***** SUPPLIED MATERIAL

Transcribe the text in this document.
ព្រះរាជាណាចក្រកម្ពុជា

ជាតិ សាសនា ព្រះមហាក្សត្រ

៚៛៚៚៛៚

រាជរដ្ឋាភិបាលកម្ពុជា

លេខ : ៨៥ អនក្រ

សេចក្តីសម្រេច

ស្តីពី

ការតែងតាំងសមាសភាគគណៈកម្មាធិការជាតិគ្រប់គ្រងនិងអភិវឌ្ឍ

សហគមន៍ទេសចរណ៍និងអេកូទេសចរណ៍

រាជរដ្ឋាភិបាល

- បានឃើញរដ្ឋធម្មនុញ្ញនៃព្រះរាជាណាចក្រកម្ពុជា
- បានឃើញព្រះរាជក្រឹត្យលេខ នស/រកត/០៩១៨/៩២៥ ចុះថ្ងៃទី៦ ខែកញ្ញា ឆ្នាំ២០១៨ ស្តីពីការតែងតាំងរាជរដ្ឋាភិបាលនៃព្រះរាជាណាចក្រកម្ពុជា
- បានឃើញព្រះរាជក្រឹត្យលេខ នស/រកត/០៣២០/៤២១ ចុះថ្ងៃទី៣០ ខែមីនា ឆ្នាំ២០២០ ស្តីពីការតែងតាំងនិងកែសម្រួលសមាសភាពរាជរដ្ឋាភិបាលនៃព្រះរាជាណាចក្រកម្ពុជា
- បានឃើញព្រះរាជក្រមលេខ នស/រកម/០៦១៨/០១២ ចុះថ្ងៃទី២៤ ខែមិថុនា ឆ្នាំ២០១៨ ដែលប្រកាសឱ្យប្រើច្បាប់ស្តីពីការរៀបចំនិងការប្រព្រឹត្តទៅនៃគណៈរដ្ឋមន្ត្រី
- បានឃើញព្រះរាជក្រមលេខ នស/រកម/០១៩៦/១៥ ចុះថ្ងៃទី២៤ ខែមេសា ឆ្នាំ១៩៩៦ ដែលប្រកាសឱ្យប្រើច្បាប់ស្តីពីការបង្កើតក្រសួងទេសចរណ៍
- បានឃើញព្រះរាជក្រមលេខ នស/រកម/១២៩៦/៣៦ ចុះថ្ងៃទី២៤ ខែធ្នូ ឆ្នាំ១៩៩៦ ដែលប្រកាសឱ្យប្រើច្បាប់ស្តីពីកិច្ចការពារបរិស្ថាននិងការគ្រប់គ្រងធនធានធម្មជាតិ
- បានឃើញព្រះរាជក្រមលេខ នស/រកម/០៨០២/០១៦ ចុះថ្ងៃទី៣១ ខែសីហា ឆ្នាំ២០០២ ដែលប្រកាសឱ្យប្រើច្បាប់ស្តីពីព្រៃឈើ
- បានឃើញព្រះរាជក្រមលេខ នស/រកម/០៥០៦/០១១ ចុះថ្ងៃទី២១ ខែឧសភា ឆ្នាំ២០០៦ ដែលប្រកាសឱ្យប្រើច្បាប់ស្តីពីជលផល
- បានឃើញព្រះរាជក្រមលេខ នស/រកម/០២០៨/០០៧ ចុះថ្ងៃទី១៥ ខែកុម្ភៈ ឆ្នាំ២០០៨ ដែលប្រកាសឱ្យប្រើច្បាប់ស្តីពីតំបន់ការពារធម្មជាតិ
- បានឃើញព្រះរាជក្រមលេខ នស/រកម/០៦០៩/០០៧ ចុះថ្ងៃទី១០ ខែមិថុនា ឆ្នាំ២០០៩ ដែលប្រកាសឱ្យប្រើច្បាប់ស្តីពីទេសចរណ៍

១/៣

**********
***** SUPPLIED MATERIAL

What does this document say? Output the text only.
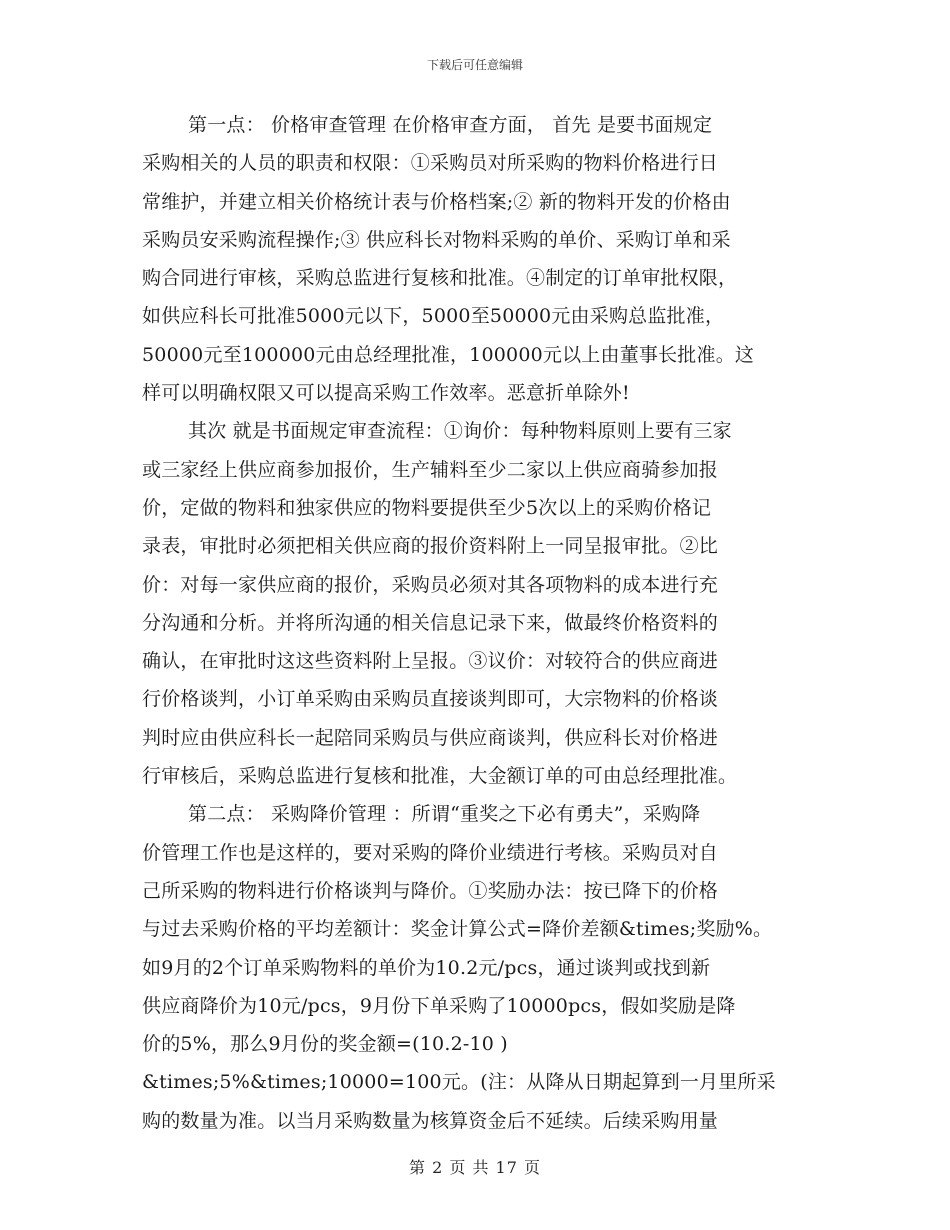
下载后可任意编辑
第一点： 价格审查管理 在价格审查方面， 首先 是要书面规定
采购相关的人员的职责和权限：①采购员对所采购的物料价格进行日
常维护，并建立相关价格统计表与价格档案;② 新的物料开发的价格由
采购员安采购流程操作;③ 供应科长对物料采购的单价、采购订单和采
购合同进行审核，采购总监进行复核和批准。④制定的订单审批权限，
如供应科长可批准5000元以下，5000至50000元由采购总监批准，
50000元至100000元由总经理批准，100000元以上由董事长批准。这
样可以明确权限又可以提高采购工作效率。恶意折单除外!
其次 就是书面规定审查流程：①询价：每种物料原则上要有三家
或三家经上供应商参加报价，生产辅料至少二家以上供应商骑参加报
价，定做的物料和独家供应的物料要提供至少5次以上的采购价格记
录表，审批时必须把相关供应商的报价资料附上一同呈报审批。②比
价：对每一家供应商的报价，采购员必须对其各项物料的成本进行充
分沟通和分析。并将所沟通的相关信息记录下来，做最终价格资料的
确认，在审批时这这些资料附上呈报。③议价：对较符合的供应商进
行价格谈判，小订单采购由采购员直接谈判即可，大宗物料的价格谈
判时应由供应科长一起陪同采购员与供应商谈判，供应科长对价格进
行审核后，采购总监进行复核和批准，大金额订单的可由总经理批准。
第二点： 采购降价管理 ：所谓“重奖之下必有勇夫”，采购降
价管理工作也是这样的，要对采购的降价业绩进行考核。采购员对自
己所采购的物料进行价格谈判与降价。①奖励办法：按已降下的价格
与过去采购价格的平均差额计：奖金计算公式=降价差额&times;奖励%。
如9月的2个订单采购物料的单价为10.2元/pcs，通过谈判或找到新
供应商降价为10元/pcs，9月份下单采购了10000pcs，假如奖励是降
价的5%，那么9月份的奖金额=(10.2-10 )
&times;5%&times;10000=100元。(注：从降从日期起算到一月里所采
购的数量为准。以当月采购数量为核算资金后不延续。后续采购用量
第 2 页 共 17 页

**********

EXERCISE -
Every line of the records that includes the word "采购总监进行复核和批准" should be gathered.

REPLY TO THE TASK -
购合同进行审核，采购总监进行复核和批准。④制定的订单审批权限，
行审核后，采购总监进行复核和批准，大金额订单的可由总经理批准。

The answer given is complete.